## STATED GOAL
Exactly as they appear, output all of the records. Skip any images.

-- START DATA ROWS --

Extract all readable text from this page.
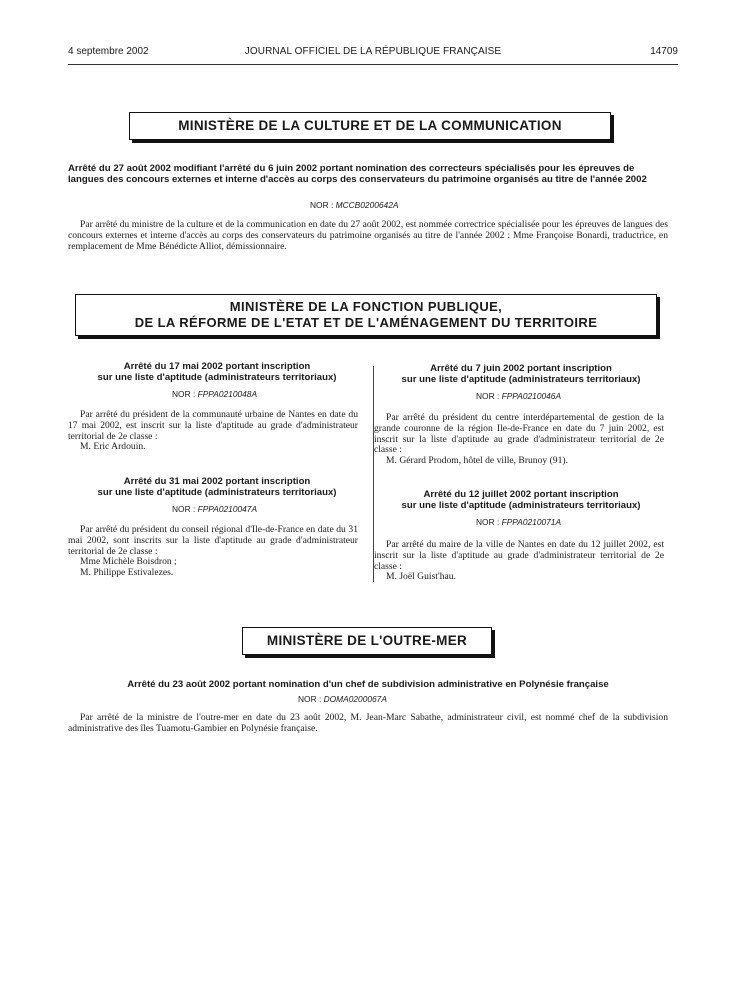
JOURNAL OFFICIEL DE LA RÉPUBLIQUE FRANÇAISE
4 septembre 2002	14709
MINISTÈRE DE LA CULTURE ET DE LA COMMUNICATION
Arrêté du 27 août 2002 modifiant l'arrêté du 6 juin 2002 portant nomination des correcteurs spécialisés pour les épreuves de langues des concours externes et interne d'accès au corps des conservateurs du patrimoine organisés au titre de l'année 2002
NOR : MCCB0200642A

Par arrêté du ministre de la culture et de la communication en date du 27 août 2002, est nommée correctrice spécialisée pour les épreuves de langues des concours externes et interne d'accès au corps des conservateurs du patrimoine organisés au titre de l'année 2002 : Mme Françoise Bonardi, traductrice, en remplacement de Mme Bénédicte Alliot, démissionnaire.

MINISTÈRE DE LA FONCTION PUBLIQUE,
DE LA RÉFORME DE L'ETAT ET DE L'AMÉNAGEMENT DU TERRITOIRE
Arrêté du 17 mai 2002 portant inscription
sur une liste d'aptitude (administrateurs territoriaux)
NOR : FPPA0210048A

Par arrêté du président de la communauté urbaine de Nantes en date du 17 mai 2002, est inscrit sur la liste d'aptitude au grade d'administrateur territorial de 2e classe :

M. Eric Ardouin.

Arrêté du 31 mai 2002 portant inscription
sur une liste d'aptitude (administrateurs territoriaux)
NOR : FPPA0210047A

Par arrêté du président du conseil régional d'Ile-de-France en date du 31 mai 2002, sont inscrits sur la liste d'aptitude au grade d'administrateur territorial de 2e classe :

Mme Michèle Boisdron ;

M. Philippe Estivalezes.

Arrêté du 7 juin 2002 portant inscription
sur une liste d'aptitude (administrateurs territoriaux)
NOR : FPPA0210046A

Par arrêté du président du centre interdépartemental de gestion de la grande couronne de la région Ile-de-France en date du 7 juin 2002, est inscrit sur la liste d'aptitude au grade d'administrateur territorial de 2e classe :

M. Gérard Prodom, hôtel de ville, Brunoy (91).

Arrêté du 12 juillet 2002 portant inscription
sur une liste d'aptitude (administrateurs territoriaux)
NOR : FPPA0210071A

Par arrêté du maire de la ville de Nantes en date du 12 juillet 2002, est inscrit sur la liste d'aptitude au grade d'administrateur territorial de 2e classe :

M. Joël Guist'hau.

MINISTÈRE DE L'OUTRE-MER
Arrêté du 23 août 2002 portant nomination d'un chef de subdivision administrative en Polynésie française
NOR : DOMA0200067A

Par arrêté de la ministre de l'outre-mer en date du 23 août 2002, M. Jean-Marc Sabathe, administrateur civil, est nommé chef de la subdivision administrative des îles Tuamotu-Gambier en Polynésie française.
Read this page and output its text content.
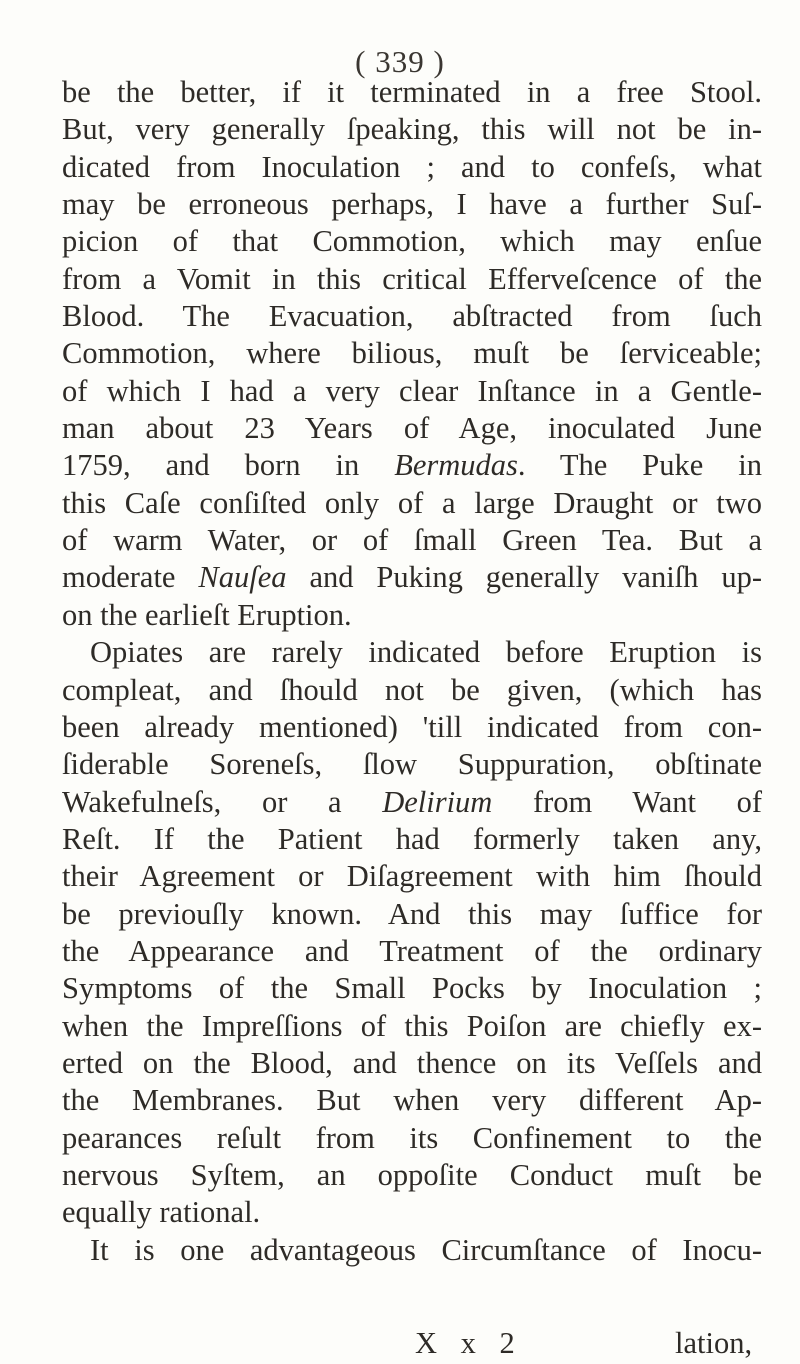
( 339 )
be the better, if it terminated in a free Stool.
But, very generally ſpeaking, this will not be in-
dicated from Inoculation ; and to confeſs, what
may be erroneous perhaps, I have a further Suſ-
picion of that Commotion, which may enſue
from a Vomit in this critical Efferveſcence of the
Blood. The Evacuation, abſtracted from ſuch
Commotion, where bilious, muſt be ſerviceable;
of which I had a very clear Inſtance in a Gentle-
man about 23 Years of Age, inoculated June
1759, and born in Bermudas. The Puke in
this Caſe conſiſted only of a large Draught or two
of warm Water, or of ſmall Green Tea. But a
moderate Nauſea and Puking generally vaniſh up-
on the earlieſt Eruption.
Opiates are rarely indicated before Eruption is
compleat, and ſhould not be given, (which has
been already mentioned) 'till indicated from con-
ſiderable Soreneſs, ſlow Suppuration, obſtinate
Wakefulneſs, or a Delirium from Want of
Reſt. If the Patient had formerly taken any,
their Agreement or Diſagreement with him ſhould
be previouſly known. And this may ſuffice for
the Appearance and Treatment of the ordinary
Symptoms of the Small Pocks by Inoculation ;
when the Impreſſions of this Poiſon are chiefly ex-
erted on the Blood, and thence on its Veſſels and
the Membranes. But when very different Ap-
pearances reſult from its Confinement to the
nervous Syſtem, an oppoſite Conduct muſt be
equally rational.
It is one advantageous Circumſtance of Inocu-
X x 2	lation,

-- END DATA ROWS --

## RESULT OF THIS EXERCISE
Extract all readable text from this page.
JOURNAL OFFICIEL DE LA RÉPUBLIQUE FRANÇAISE
4 septembre 2002	14709
MINISTÈRE DE LA CULTURE ET DE LA COMMUNICATION
Arrêté du 27 août 2002 modifiant l'arrêté du 6 juin 2002 portant nomination des correcteurs spécialisés pour les épreuves de langues des concours externes et interne d'accès au corps des conservateurs du patrimoine organisés au titre de l'année 2002
NOR : MCCB0200642A

Par arrêté du ministre de la culture et de la communication en date du 27 août 2002, est nommée correctrice spécialisée pour les épreuves de langues des concours externes et interne d'accès au corps des conservateurs du patrimoine organisés au titre de l'année 2002 : Mme Françoise Bonardi, traductrice, en remplacement de Mme Bénédicte Alliot, démissionnaire.

MINISTÈRE DE LA FONCTION PUBLIQUE,
DE LA RÉFORME DE L'ETAT ET DE L'AMÉNAGEMENT DU TERRITOIRE
Arrêté du 17 mai 2002 portant inscription
sur une liste d'aptitude (administrateurs territoriaux)
NOR : FPPA0210048A

Par arrêté du président de la communauté urbaine de Nantes en date du 17 mai 2002, est inscrit sur la liste d'aptitude au grade d'administrateur territorial de 2e classe :

M. Eric Ardouin.

Arrêté du 31 mai 2002 portant inscription
sur une liste d'aptitude (administrateurs territoriaux)
NOR : FPPA0210047A

Par arrêté du président du conseil régional d'Ile-de-France en date du 31 mai 2002, sont inscrits sur la liste d'aptitude au grade d'administrateur territorial de 2e classe :

Mme Michèle Boisdron ;

M. Philippe Estivalezes.

Arrêté du 7 juin 2002 portant inscription
sur une liste d'aptitude (administrateurs territoriaux)
NOR : FPPA0210046A

Par arrêté du président du centre interdépartemental de gestion de la grande couronne de la région Ile-de-France en date du 7 juin 2002, est inscrit sur la liste d'aptitude au grade d'administrateur territorial de 2e classe :

M. Gérard Prodom, hôtel de ville, Brunoy (91).

Arrêté du 12 juillet 2002 portant inscription
sur une liste d'aptitude (administrateurs territoriaux)
NOR : FPPA0210071A

Par arrêté du maire de la ville de Nantes en date du 12 juillet 2002, est inscrit sur la liste d'aptitude au grade d'administrateur territorial de 2e classe :

M. Joël Guist'hau.

MINISTÈRE DE L'OUTRE-MER
Arrêté du 23 août 2002 portant nomination d'un chef de subdivision administrative en Polynésie française
NOR : DOMA0200067A

Par arrêté de la ministre de l'outre-mer en date du 23 août 2002, M. Jean-Marc Sabathe, administrateur civil, est nommé chef de la subdivision administrative des îles Tuamotu-Gambier en Polynésie française.
Read this page and output its text content.
( 339 )
be the better, if it terminated in a free Stool.
But, very generally ſpeaking, this will not be in-
dicated from Inoculation ; and to confeſs, what
may be erroneous perhaps, I have a further Suſ-
picion of that Commotion, which may enſue
from a Vomit in this critical Efferveſcence of the
Blood. The Evacuation, abſtracted from ſuch
Commotion, where bilious, muſt be ſerviceable;
of which I had a very clear Inſtance in a Gentle-
man about 23 Years of Age, inoculated June
1759, and born in Bermudas. The Puke in
this Caſe conſiſted only of a large Draught or two
of warm Water, or of ſmall Green Tea. But a
moderate Nauſea and Puking generally vaniſh up-
on the earlieſt Eruption.
Opiates are rarely indicated before Eruption is
compleat, and ſhould not be given, (which has
been already mentioned) 'till indicated from con-
ſiderable Soreneſs, ſlow Suppuration, obſtinate
Wakefulneſs, or a Delirium from Want of
Reſt. If the Patient had formerly taken any,
their Agreement or Diſagreement with him ſhould
be previouſly known. And this may ſuffice for
the Appearance and Treatment of the ordinary
Symptoms of the Small Pocks by Inoculation ;
when the Impreſſions of this Poiſon are chiefly ex-
erted on the Blood, and thence on its Veſſels and
the Membranes. But when very different Ap-
pearances reſult from its Confinement to the
nervous Syſtem, an oppoſite Conduct muſt be
equally rational.
It is one advantageous Circumſtance of Inocu-
X x 2	lation,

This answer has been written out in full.